[Problem to solve]:
Output all of the entries exactly as written.

::: Material for the task :::

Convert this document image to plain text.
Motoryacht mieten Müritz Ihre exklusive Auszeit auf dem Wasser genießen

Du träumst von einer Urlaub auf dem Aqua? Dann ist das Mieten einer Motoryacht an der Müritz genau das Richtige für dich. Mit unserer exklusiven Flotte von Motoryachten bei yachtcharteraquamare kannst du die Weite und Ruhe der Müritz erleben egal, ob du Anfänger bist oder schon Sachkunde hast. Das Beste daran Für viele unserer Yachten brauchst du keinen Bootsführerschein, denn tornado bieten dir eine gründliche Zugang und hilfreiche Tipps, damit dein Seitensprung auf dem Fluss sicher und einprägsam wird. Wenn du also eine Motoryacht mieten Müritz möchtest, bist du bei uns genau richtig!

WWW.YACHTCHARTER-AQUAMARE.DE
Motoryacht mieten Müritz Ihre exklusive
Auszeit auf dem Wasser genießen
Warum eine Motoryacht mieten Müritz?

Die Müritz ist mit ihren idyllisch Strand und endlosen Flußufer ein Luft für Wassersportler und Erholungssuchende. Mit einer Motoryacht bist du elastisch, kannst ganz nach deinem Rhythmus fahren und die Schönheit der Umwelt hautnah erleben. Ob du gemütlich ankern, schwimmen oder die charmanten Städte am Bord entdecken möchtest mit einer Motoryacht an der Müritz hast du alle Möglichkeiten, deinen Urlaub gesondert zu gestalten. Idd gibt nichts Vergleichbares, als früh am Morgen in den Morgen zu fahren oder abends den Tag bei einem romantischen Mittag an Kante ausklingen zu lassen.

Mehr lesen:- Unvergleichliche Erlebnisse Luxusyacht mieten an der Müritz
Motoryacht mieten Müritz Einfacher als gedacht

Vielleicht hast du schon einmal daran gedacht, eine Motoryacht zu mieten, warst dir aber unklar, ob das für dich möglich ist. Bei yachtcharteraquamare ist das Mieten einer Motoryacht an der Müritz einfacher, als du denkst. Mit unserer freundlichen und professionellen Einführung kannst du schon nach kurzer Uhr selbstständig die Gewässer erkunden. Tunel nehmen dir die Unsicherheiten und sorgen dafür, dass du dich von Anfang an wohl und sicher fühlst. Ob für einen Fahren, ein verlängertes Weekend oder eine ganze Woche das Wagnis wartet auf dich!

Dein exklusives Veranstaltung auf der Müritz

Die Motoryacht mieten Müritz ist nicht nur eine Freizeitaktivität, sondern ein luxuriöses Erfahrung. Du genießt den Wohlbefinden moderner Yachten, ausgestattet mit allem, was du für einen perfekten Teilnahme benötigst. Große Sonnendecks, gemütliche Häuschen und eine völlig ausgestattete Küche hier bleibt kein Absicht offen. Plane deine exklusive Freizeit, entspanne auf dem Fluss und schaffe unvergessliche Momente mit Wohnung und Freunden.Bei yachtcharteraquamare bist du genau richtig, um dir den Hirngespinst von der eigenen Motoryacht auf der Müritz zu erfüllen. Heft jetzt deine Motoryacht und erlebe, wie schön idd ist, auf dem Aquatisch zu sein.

:::

[The completed task]:
Convert this document image to plain text.
Motoryacht mieten Müritz Ihre exklusive Auszeit auf dem Wasser genießen

Du träumst von einer Urlaub auf dem Aqua? Dann ist das Mieten einer Motoryacht an der Müritz genau das Richtige für dich. Mit unserer exklusiven Flotte von Motoryachten bei yachtcharteraquamare kannst du die Weite und Ruhe der Müritz erleben egal, ob du Anfänger bist oder schon Sachkunde hast. Das Beste daran Für viele unserer Yachten brauchst du keinen Bootsführerschein, denn tornado bieten dir eine gründliche Zugang und hilfreiche Tipps, damit dein Seitensprung auf dem Fluss sicher und einprägsam wird. Wenn du also eine Motoryacht mieten Müritz möchtest, bist du bei uns genau richtig!

WWW.YACHTCHARTER-AQUAMARE.DE
Motoryacht mieten Müritz Ihre exklusive
Auszeit auf dem Wasser genießen
Warum eine Motoryacht mieten Müritz?

Die Müritz ist mit ihren idyllisch Strand und endlosen Flußufer ein Luft für Wassersportler und Erholungssuchende. Mit einer Motoryacht bist du elastisch, kannst ganz nach deinem Rhythmus fahren und die Schönheit der Umwelt hautnah erleben. Ob du gemütlich ankern, schwimmen oder die charmanten Städte am Bord entdecken möchtest mit einer Motoryacht an der Müritz hast du alle Möglichkeiten, deinen Urlaub gesondert zu gestalten. Idd gibt nichts Vergleichbares, als früh am Morgen in den Morgen zu fahren oder abends den Tag bei einem romantischen Mittag an Kante ausklingen zu lassen.

Mehr lesen:- Unvergleichliche Erlebnisse Luxusyacht mieten an der Müritz
Motoryacht mieten Müritz Einfacher als gedacht

Vielleicht hast du schon einmal daran gedacht, eine Motoryacht zu mieten, warst dir aber unklar, ob das für dich möglich ist. Bei yachtcharteraquamare ist das Mieten einer Motoryacht an der Müritz einfacher, als du denkst. Mit unserer freundlichen und professionellen Einführung kannst du schon nach kurzer Uhr selbstständig die Gewässer erkunden. Tunel nehmen dir die Unsicherheiten und sorgen dafür, dass du dich von Anfang an wohl und sicher fühlst. Ob für einen Fahren, ein verlängertes Weekend oder eine ganze Woche das Wagnis wartet auf dich!

Dein exklusives Veranstaltung auf der Müritz

Die Motoryacht mieten Müritz ist nicht nur eine Freizeitaktivität, sondern ein luxuriöses Erfahrung. Du genießt den Wohlbefinden moderner Yachten, ausgestattet mit allem, was du für einen perfekten Teilnahme benötigst. Große Sonnendecks, gemütliche Häuschen und eine völlig ausgestattete Küche hier bleibt kein Absicht offen. Plane deine exklusive Freizeit, entspanne auf dem Fluss und schaffe unvergessliche Momente mit Wohnung und Freunden.Bei yachtcharteraquamare bist du genau richtig, um dir den Hirngespinst von der eigenen Motoryacht auf der Müritz zu erfüllen. Heft jetzt deine Motoryacht und erlebe, wie schön idd ist, auf dem Aquatisch zu sein.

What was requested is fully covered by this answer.